Start of Provided records
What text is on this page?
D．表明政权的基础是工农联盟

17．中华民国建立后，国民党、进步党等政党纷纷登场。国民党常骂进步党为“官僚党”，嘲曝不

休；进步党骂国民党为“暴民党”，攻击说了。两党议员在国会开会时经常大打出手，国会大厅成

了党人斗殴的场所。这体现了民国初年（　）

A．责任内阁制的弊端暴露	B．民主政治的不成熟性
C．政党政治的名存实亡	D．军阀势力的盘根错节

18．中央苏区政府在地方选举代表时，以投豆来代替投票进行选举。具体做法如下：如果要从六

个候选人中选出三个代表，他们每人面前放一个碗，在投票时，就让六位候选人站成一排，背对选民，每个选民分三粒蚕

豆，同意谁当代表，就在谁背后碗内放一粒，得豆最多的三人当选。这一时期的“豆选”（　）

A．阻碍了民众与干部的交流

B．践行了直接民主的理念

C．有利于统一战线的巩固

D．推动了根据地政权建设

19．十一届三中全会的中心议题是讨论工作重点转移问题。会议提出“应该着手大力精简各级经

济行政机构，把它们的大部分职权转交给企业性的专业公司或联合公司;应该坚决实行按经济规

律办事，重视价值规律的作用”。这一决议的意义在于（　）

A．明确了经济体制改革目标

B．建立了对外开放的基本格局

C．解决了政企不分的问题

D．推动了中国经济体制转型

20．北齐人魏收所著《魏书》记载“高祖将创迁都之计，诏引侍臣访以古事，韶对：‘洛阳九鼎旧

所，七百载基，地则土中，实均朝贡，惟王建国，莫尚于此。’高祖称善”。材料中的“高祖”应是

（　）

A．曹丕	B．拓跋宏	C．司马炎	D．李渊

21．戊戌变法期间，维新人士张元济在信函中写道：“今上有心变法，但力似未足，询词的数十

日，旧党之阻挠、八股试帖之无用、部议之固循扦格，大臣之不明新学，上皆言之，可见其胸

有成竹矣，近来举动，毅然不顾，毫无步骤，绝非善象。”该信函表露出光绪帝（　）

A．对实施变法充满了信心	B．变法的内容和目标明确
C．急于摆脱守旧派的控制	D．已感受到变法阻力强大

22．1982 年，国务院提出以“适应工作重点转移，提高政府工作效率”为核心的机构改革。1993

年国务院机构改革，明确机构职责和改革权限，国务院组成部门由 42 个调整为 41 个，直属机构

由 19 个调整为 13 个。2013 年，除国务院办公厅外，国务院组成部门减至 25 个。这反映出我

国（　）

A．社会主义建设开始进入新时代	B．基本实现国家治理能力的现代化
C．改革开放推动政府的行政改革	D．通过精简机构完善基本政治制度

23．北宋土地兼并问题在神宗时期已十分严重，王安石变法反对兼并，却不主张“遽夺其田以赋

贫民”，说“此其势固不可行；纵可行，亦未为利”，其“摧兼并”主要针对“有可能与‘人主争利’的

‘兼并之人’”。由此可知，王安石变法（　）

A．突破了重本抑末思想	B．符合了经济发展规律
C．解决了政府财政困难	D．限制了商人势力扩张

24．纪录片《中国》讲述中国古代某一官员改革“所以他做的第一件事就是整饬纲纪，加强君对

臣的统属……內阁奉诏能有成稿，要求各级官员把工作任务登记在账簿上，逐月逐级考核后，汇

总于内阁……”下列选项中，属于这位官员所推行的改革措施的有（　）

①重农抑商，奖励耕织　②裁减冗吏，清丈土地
End of Provided records
Start of Provided records
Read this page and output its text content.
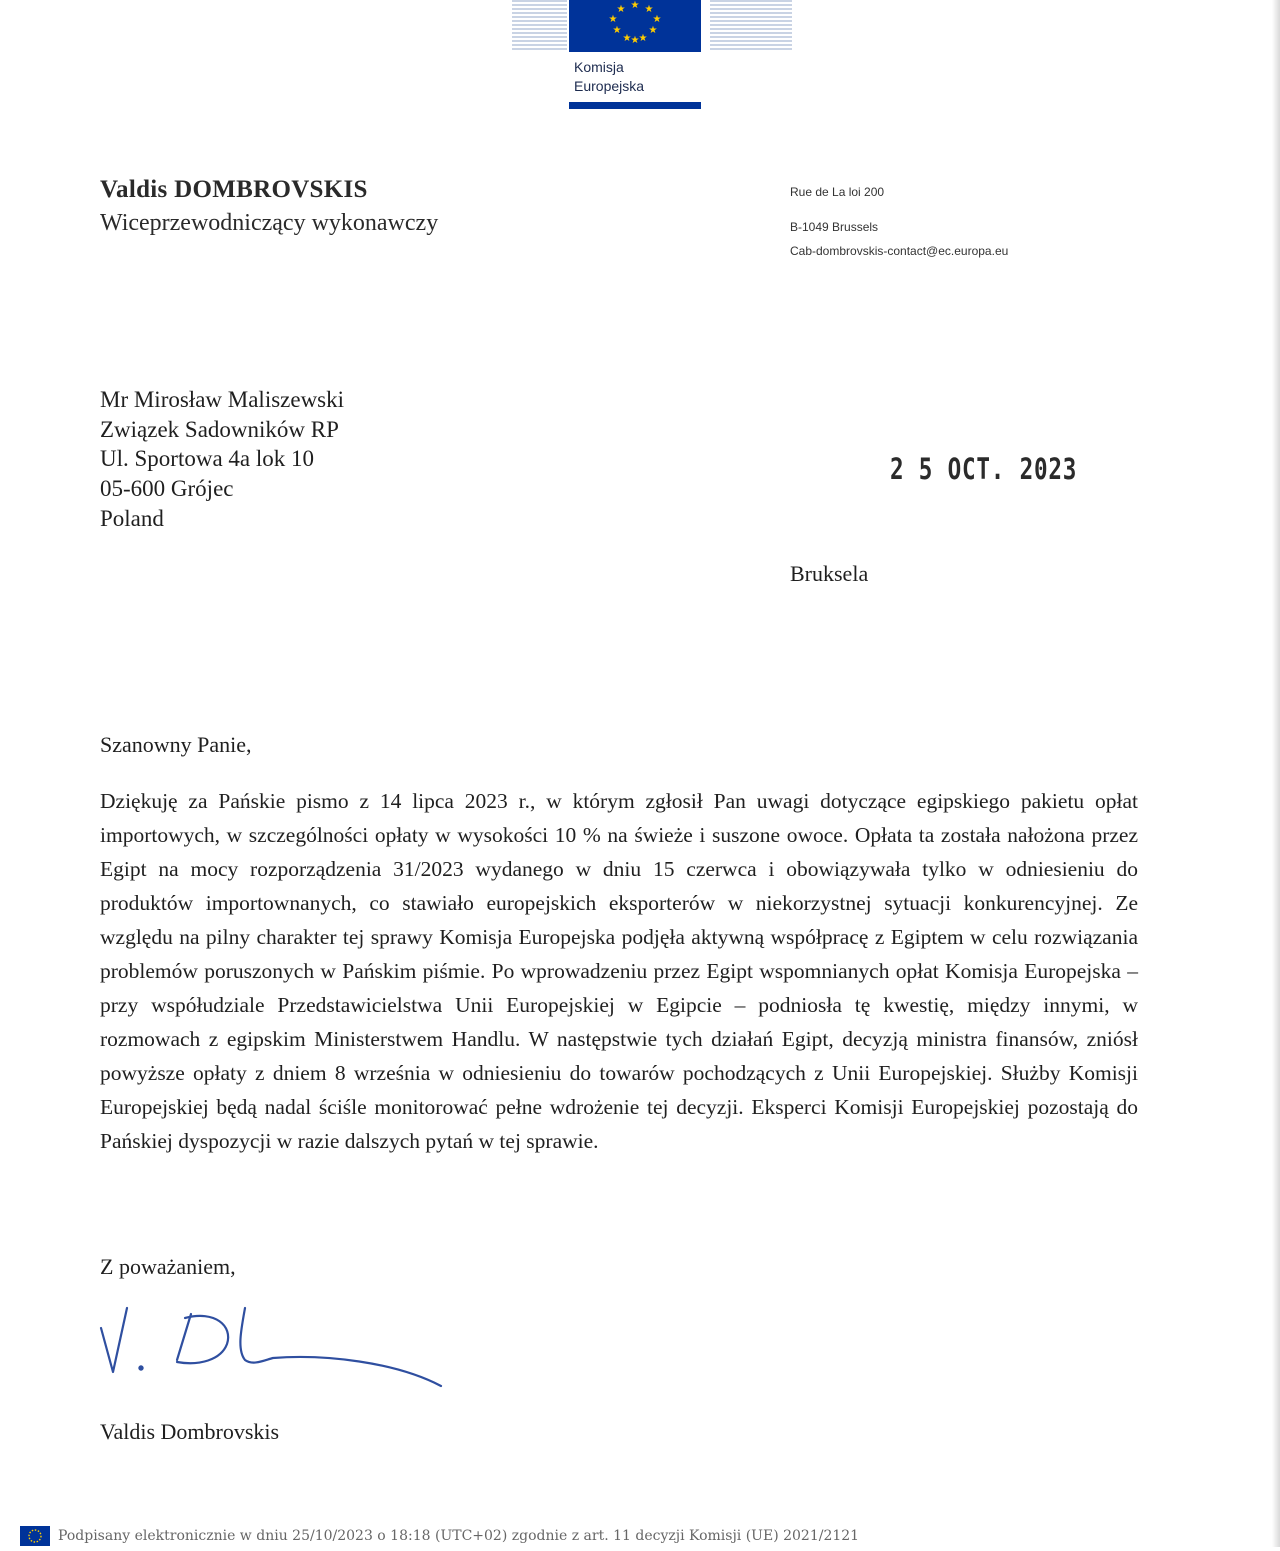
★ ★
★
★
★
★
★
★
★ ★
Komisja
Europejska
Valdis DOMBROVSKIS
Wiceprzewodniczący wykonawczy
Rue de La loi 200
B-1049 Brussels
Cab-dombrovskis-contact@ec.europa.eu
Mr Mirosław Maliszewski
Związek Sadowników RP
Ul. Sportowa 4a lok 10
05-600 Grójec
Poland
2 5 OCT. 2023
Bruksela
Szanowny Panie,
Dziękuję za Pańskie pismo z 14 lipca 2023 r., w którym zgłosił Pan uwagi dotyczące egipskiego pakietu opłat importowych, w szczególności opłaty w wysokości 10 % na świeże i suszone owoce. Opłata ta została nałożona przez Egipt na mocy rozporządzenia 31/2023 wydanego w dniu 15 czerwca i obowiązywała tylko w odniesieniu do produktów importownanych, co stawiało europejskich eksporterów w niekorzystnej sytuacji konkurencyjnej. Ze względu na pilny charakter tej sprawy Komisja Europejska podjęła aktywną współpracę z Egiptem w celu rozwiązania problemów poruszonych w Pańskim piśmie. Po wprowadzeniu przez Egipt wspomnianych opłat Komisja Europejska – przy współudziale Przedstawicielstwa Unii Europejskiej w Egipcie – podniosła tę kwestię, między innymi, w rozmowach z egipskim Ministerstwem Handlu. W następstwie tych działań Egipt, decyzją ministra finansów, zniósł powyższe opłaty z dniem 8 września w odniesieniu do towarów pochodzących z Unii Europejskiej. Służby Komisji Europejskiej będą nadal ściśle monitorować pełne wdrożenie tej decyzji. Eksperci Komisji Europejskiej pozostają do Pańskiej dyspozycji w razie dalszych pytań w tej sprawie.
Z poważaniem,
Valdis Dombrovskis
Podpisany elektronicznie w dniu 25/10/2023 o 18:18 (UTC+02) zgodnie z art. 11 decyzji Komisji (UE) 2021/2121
End of Provided records
Start of Provided records
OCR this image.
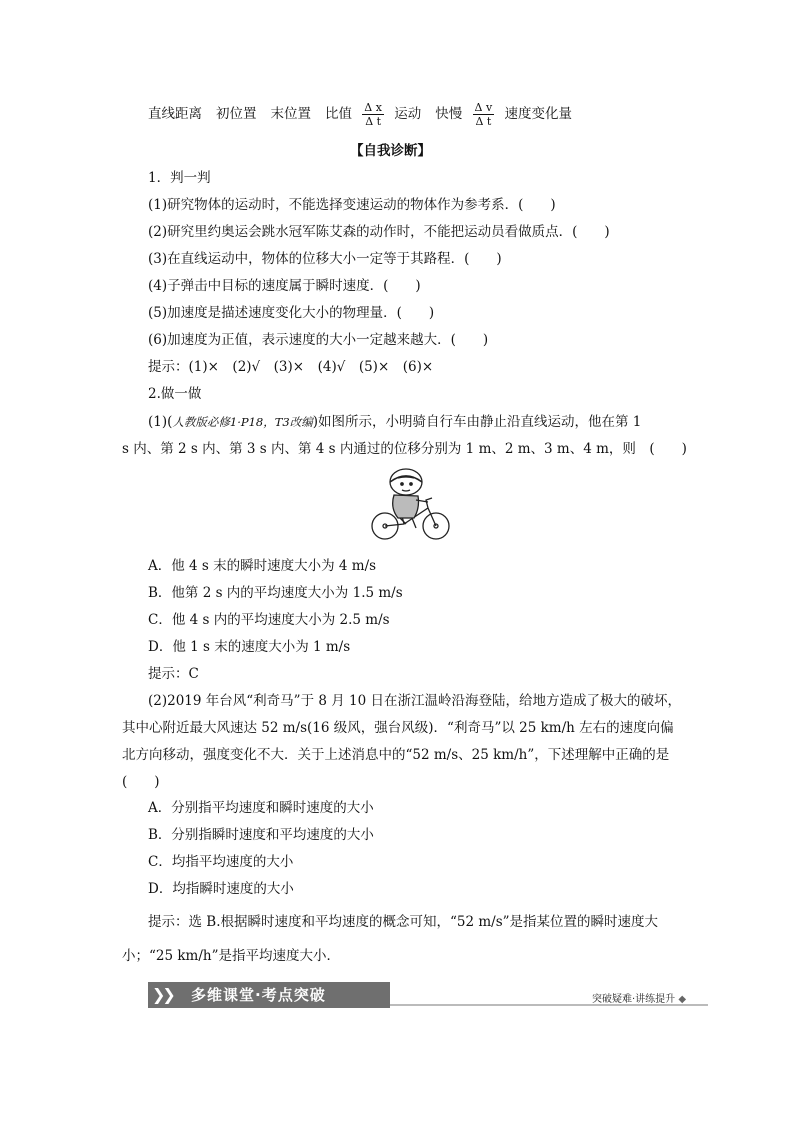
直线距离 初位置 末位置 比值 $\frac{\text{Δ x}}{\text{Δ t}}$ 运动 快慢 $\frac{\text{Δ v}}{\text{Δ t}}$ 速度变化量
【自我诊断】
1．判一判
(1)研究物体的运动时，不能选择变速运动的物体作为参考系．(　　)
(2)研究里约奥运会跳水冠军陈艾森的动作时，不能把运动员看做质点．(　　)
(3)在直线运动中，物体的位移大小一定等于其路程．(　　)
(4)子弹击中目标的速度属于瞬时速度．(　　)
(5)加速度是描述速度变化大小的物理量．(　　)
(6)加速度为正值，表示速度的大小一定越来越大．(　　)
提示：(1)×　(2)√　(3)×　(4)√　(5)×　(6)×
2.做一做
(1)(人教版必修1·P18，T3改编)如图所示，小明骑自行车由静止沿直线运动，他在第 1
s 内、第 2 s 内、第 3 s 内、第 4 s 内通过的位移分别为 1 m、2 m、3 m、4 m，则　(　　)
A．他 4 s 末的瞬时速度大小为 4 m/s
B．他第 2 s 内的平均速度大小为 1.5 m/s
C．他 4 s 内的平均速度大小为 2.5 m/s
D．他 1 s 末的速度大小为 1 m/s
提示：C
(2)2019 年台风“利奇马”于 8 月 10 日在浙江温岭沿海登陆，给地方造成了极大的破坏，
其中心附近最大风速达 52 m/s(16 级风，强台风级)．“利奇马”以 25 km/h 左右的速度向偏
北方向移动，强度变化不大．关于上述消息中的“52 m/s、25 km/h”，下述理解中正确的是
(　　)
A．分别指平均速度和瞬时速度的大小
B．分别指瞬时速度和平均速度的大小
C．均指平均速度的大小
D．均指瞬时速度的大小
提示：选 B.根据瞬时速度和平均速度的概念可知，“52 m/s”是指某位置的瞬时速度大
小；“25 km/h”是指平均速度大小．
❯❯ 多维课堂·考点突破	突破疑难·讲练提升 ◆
End of Provided records
◆ Task to carry out:
Which lines contain "text"? Copy each of them.

◆ Output:
What text is on this page?
Read this page and output its text content.
直线距离 初位置 末位置 比值 $\frac{\text{Δ x}}{\text{Δ t}}$ 运动 快慢 $\frac{\text{Δ v}}{\text{Δ t}}$ 速度变化量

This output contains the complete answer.